▶ _SUPPLIED MATERIAL_:
::::

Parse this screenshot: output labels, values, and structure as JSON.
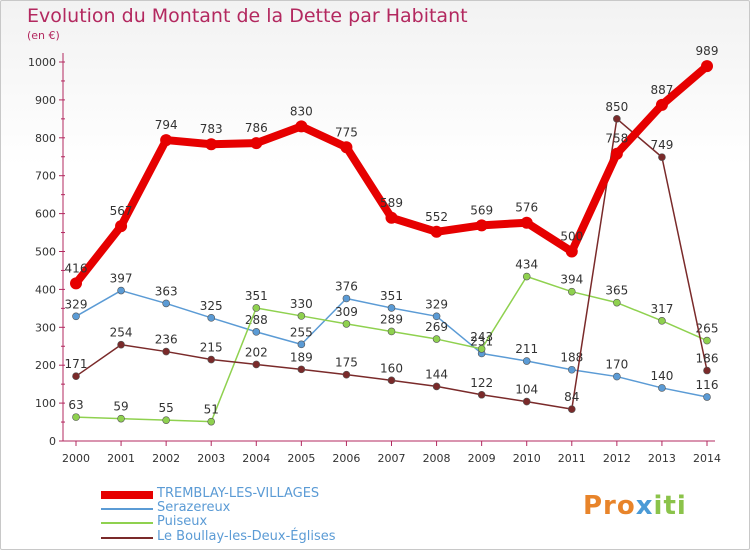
{
  "title": "Evolution du Montant de la Dette par Habitant",
  "unit": "(en €)",
  "logo": {
    "part1": "Pro",
    "part2": "x",
    "part3": "iti"
  },
  "colors": {
    "tremblay": "#e60000",
    "serazereux": "#5b9bd5",
    "puiseux": "#8fd14f",
    "boullay": "#7a2a2a",
    "axis": "#b3285f"
  },
  "chart_data": {
    "type": "line",
    "x": [
      "2000",
      "2001",
      "2002",
      "2003",
      "2004",
      "2005",
      "2006",
      "2007",
      "2008",
      "2009",
      "2010",
      "2011",
      "2012",
      "2013",
      "2014"
    ],
    "ylim": [
      0,
      1000
    ],
    "yticks": [
      "0",
      "100",
      "200",
      "300",
      "400",
      "500",
      "600",
      "700",
      "800",
      "900",
      "1000"
    ],
    "legend_position": "bottom-left",
    "grid": false,
    "series": [
      {
        "name": "TREMBLAY-LES-VILLAGES",
        "key": "tremblay",
        "values": [
          416,
          567,
          794,
          783,
          786,
          830,
          775,
          589,
          552,
          569,
          576,
          500,
          758,
          887,
          989
        ],
        "labels": [
          "416",
          "567",
          "794",
          "783",
          "786",
          "830",
          "775",
          "589",
          "552",
          "569",
          "576",
          "500",
          "758",
          "887",
          "989"
        ]
      },
      {
        "name": "Serazereux",
        "key": "serazereux",
        "values": [
          329,
          397,
          363,
          325,
          288,
          255,
          376,
          351,
          329,
          231,
          211,
          188,
          170,
          140,
          116
        ],
        "labels": [
          "329",
          "397",
          "363",
          "325",
          "288",
          "255",
          "376",
          "351",
          "329",
          "231",
          "211",
          "188",
          "170",
          "140",
          "116"
        ]
      },
      {
        "name": "Puiseux",
        "key": "puiseux",
        "values": [
          63,
          59,
          55,
          51,
          351,
          330,
          309,
          289,
          269,
          243,
          434,
          394,
          365,
          317,
          265
        ],
        "labels": [
          "63",
          "59",
          "55",
          "51",
          "351",
          "330",
          "309",
          "289",
          "269",
          "243",
          "434",
          "394",
          "365",
          "317",
          "265"
        ]
      },
      {
        "name": "Le Boullay-les-Deux-Églises",
        "key": "boullay",
        "values": [
          171,
          254,
          236,
          215,
          202,
          189,
          175,
          160,
          144,
          122,
          104,
          84,
          850,
          749,
          186
        ],
        "labels": [
          "171",
          "254",
          "236",
          "215",
          "202",
          "189",
          "175",
          "160",
          "144",
          "122",
          "104",
          "84",
          "850",
          "749",
          "186"
        ]
      }
    ]
  }
}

::::

Without the pictures, write out the whole listing above exactly as it appears.

Parse this screenshot: output labels, values, and structure as JSON.
{
  "title": "Evolution du Montant de la Dette par Habitant",
  "unit": "(en €)",
  "logo": {
    "part1": "Pro",
    "part2": "x",
    "part3": "iti"
  },
  "colors": {
    "tremblay": "#e60000",
    "serazereux": "#5b9bd5",
    "puiseux": "#8fd14f",
    "boullay": "#7a2a2a",
    "axis": "#b3285f"
  },
  "chart_data": {
    "type": "line",
    "x": [
      "2000",
      "2001",
      "2002",
      "2003",
      "2004",
      "2005",
      "2006",
      "2007",
      "2008",
      "2009",
      "2010",
      "2011",
      "2012",
      "2013",
      "2014"
    ],
    "ylim": [
      0,
      1000
    ],
    "yticks": [
      "0",
      "100",
      "200",
      "300",
      "400",
      "500",
      "600",
      "700",
      "800",
      "900",
      "1000"
    ],
    "legend_position": "bottom-left",
    "grid": false,
    "series": [
      {
        "name": "TREMBLAY-LES-VILLAGES",
        "key": "tremblay",
        "values": [
          416,
          567,
          794,
          783,
          786,
          830,
          775,
          589,
          552,
          569,
          576,
          500,
          758,
          887,
          989
        ],
        "labels": [
          "416",
          "567",
          "794",
          "783",
          "786",
          "830",
          "775",
          "589",
          "552",
          "569",
          "576",
          "500",
          "758",
          "887",
          "989"
        ]
      },
      {
        "name": "Serazereux",
        "key": "serazereux",
        "values": [
          329,
          397,
          363,
          325,
          288,
          255,
          376,
          351,
          329,
          231,
          211,
          188,
          170,
          140,
          116
        ],
        "labels": [
          "329",
          "397",
          "363",
          "325",
          "288",
          "255",
          "376",
          "351",
          "329",
          "231",
          "211",
          "188",
          "170",
          "140",
          "116"
        ]
      },
      {
        "name": "Puiseux",
        "key": "puiseux",
        "values": [
          63,
          59,
          55,
          51,
          351,
          330,
          309,
          289,
          269,
          243,
          434,
          394,
          365,
          317,
          265
        ],
        "labels": [
          "63",
          "59",
          "55",
          "51",
          "351",
          "330",
          "309",
          "289",
          "269",
          "243",
          "434",
          "394",
          "365",
          "317",
          "265"
        ]
      },
      {
        "name": "Le Boullay-les-Deux-Églises",
        "key": "boullay",
        "values": [
          171,
          254,
          236,
          215,
          202,
          189,
          175,
          160,
          144,
          122,
          104,
          84,
          850,
          749,
          186
        ],
        "labels": [
          "171",
          "254",
          "236",
          "215",
          "202",
          "189",
          "175",
          "160",
          "144",
          "122",
          "104",
          "84",
          "850",
          "749",
          "186"
        ]
      }
    ]
  }
}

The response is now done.